## Begin Data for processing
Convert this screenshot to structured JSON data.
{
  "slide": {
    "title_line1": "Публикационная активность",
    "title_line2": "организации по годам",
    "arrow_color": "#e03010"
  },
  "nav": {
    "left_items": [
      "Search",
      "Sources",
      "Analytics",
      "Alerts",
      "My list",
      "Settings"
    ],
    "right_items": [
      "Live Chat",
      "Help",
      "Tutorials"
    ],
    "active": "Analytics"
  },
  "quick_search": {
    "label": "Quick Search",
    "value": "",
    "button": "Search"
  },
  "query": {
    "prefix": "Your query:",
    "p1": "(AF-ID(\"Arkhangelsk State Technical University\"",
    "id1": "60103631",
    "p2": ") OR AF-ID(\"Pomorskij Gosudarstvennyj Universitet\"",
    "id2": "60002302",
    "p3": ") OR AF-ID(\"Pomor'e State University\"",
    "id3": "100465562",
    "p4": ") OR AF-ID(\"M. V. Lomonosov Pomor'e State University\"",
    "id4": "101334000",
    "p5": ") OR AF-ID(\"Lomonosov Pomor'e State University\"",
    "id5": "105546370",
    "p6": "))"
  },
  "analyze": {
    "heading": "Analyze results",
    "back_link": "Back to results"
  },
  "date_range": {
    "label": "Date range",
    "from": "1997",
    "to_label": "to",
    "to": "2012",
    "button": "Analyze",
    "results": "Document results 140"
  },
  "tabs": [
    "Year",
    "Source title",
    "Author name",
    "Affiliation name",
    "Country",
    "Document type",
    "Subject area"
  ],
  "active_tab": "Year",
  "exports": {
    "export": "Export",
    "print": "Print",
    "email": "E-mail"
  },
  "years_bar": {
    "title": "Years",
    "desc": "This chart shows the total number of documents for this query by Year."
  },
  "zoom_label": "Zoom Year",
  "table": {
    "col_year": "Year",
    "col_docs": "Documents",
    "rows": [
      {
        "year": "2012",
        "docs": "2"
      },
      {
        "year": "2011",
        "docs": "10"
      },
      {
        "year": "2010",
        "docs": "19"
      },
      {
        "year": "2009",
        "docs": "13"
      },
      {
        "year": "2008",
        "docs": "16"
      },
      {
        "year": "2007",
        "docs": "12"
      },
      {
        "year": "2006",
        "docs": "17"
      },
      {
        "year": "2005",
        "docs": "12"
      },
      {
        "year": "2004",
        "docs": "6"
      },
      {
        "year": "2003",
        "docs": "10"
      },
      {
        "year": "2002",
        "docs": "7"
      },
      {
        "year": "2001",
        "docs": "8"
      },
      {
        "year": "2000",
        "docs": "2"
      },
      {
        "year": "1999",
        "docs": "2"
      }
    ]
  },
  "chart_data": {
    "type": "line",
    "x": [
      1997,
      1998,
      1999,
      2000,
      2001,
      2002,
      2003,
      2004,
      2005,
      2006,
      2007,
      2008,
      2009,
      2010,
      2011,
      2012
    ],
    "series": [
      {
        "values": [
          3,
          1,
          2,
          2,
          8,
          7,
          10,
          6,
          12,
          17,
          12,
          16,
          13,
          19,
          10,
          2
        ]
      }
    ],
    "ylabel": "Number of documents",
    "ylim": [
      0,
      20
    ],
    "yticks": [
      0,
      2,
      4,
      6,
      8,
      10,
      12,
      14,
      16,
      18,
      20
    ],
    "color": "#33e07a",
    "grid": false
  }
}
## End Data for processing
Repeat the data precisely, line by line.

Convert this screenshot to structured JSON data.
{
  "slide": {
    "title_line1": "Публикационная активность",
    "title_line2": "организации по годам",
    "arrow_color": "#e03010"
  },
  "nav": {
    "left_items": [
      "Search",
      "Sources",
      "Analytics",
      "Alerts",
      "My list",
      "Settings"
    ],
    "right_items": [
      "Live Chat",
      "Help",
      "Tutorials"
    ],
    "active": "Analytics"
  },
  "quick_search": {
    "label": "Quick Search",
    "value": "",
    "button": "Search"
  },
  "query": {
    "prefix": "Your query:",
    "p1": "(AF-ID(\"Arkhangelsk State Technical University\"",
    "id1": "60103631",
    "p2": ") OR AF-ID(\"Pomorskij Gosudarstvennyj Universitet\"",
    "id2": "60002302",
    "p3": ") OR AF-ID(\"Pomor'e State University\"",
    "id3": "100465562",
    "p4": ") OR AF-ID(\"M. V. Lomonosov Pomor'e State University\"",
    "id4": "101334000",
    "p5": ") OR AF-ID(\"Lomonosov Pomor'e State University\"",
    "id5": "105546370",
    "p6": "))"
  },
  "analyze": {
    "heading": "Analyze results",
    "back_link": "Back to results"
  },
  "date_range": {
    "label": "Date range",
    "from": "1997",
    "to_label": "to",
    "to": "2012",
    "button": "Analyze",
    "results": "Document results 140"
  },
  "tabs": [
    "Year",
    "Source title",
    "Author name",
    "Affiliation name",
    "Country",
    "Document type",
    "Subject area"
  ],
  "active_tab": "Year",
  "exports": {
    "export": "Export",
    "print": "Print",
    "email": "E-mail"
  },
  "years_bar": {
    "title": "Years",
    "desc": "This chart shows the total number of documents for this query by Year."
  },
  "zoom_label": "Zoom Year",
  "table": {
    "col_year": "Year",
    "col_docs": "Documents",
    "rows": [
      {
        "year": "2012",
        "docs": "2"
      },
      {
        "year": "2011",
        "docs": "10"
      },
      {
        "year": "2010",
        "docs": "19"
      },
      {
        "year": "2009",
        "docs": "13"
      },
      {
        "year": "2008",
        "docs": "16"
      },
      {
        "year": "2007",
        "docs": "12"
      },
      {
        "year": "2006",
        "docs": "17"
      },
      {
        "year": "2005",
        "docs": "12"
      },
      {
        "year": "2004",
        "docs": "6"
      },
      {
        "year": "2003",
        "docs": "10"
      },
      {
        "year": "2002",
        "docs": "7"
      },
      {
        "year": "2001",
        "docs": "8"
      },
      {
        "year": "2000",
        "docs": "2"
      },
      {
        "year": "1999",
        "docs": "2"
      }
    ]
  },
  "chart_data": {
    "type": "line",
    "x": [
      1997,
      1998,
      1999,
      2000,
      2001,
      2002,
      2003,
      2004,
      2005,
      2006,
      2007,
      2008,
      2009,
      2010,
      2011,
      2012
    ],
    "series": [
      {
        "values": [
          3,
          1,
          2,
          2,
          8,
          7,
          10,
          6,
          12,
          17,
          12,
          16,
          13,
          19,
          10,
          2
        ]
      }
    ],
    "ylabel": "Number of documents",
    "ylim": [
      0,
      20
    ],
    "yticks": [
      0,
      2,
      4,
      6,
      8,
      10,
      12,
      14,
      16,
      18,
      20
    ],
    "color": "#33e07a",
    "grid": false
  }
}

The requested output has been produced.